— Begin Supplied material —
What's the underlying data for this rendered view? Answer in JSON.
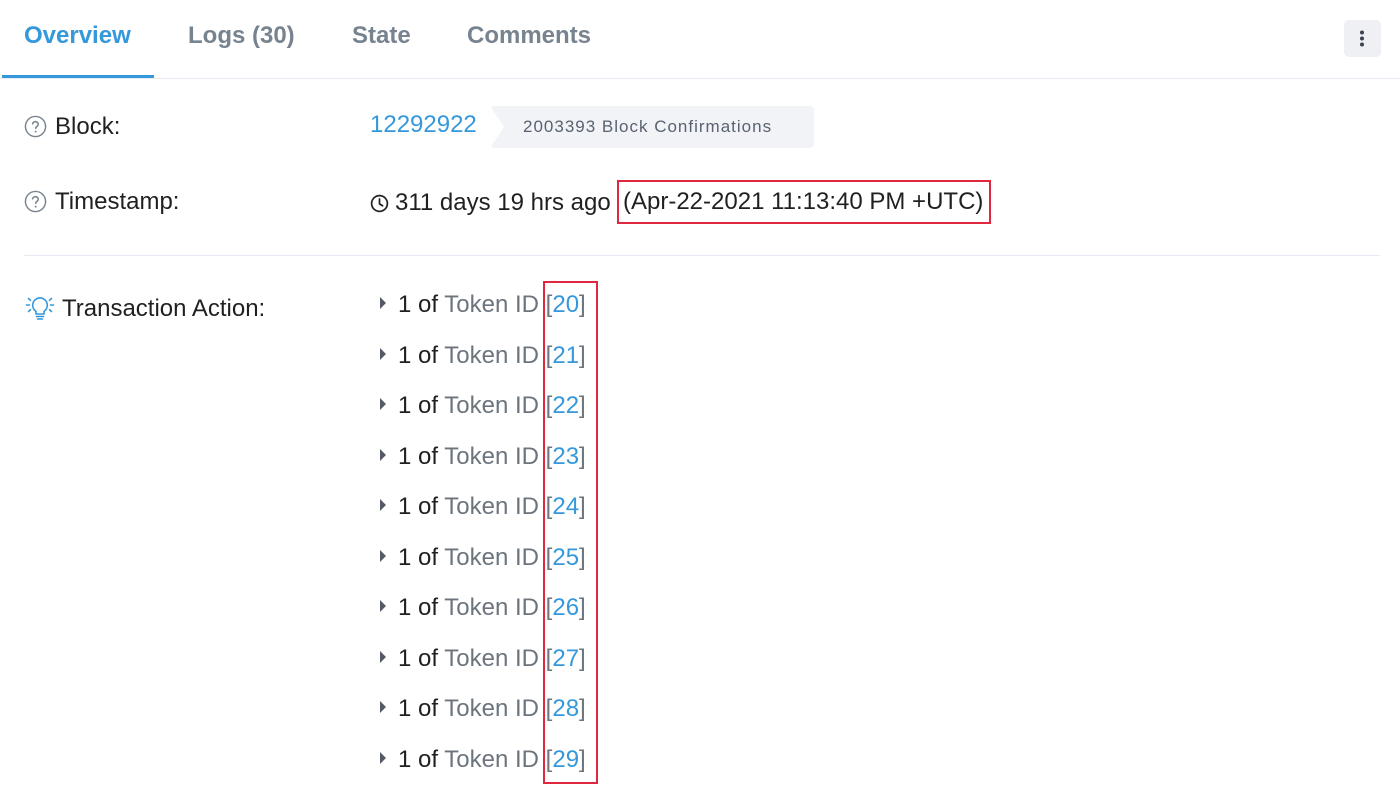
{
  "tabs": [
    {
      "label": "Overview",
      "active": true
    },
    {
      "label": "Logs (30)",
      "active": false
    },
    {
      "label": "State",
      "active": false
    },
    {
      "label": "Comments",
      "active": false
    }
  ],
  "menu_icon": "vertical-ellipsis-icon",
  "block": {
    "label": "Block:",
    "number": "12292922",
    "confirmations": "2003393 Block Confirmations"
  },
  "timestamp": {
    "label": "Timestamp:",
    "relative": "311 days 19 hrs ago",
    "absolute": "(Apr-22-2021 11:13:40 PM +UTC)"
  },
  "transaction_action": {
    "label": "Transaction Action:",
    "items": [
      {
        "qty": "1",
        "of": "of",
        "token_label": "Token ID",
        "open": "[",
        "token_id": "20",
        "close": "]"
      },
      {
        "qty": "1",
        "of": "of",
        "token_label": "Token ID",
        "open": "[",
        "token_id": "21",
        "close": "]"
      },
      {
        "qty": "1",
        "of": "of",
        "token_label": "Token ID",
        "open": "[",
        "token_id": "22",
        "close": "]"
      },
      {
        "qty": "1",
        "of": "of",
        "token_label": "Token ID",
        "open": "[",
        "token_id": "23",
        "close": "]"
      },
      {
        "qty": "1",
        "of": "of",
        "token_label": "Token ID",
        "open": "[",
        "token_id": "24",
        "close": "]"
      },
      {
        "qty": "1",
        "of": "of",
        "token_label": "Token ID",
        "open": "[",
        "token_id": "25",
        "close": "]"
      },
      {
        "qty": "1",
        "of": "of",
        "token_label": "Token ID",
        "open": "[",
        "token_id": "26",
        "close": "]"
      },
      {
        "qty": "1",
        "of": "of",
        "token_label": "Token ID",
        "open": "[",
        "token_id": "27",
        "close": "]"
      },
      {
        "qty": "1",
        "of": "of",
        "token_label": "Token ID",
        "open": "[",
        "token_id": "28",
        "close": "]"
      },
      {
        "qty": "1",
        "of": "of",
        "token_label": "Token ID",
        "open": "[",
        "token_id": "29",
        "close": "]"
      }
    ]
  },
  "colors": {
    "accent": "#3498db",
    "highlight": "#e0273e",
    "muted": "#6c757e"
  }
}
— End Supplied material —
— Begin Supplied material —
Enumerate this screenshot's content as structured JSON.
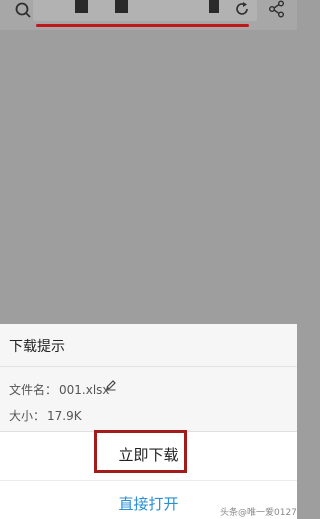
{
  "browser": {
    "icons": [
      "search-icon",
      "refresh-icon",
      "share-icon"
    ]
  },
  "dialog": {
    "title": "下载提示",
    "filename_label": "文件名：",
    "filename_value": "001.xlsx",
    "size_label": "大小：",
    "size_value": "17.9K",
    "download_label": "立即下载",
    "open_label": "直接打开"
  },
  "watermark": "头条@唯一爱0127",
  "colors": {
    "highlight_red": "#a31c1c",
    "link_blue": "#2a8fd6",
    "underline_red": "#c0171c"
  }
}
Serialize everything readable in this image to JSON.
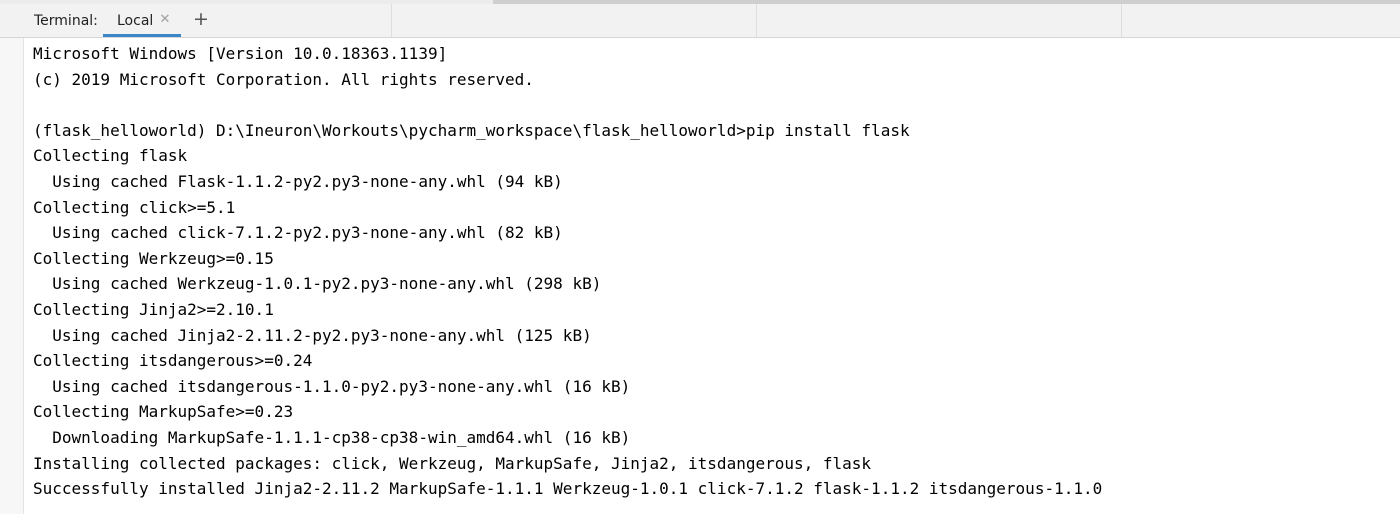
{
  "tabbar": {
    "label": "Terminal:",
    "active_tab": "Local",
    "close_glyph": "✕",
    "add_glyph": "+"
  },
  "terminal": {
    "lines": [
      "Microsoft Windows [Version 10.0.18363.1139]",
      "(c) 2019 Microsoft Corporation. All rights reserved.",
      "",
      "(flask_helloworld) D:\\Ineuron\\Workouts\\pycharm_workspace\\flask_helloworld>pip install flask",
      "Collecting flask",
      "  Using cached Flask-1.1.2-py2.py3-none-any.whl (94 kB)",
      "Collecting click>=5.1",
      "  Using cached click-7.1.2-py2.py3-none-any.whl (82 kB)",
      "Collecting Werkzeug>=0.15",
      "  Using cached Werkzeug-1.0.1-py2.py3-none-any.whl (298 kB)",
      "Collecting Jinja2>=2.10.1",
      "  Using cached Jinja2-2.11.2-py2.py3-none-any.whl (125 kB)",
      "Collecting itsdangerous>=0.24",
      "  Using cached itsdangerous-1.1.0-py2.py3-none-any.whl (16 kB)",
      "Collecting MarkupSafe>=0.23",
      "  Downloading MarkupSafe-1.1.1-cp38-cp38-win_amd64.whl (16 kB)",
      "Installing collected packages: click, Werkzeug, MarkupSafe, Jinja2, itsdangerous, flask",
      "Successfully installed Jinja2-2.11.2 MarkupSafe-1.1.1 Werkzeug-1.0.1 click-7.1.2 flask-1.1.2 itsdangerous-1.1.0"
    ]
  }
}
— End Supplied material —
● Do this:
Copy each line of the data above that holds "Werkzeug".

● Answer to the problem:
      "Collecting Werkzeug>=0.15",
      "  Using cached Werkzeug-1.0.1-py2.py3-none-any.whl (298 kB)",
      "Installing collected packages: click, Werkzeug, MarkupSafe, Jinja2, itsdangerous, flask",
      "Successfully installed Jinja2-2.11.2 MarkupSafe-1.1.1 Werkzeug-1.0.1 click-7.1.2 flask-1.1.2 itsdangerous-1.1.0"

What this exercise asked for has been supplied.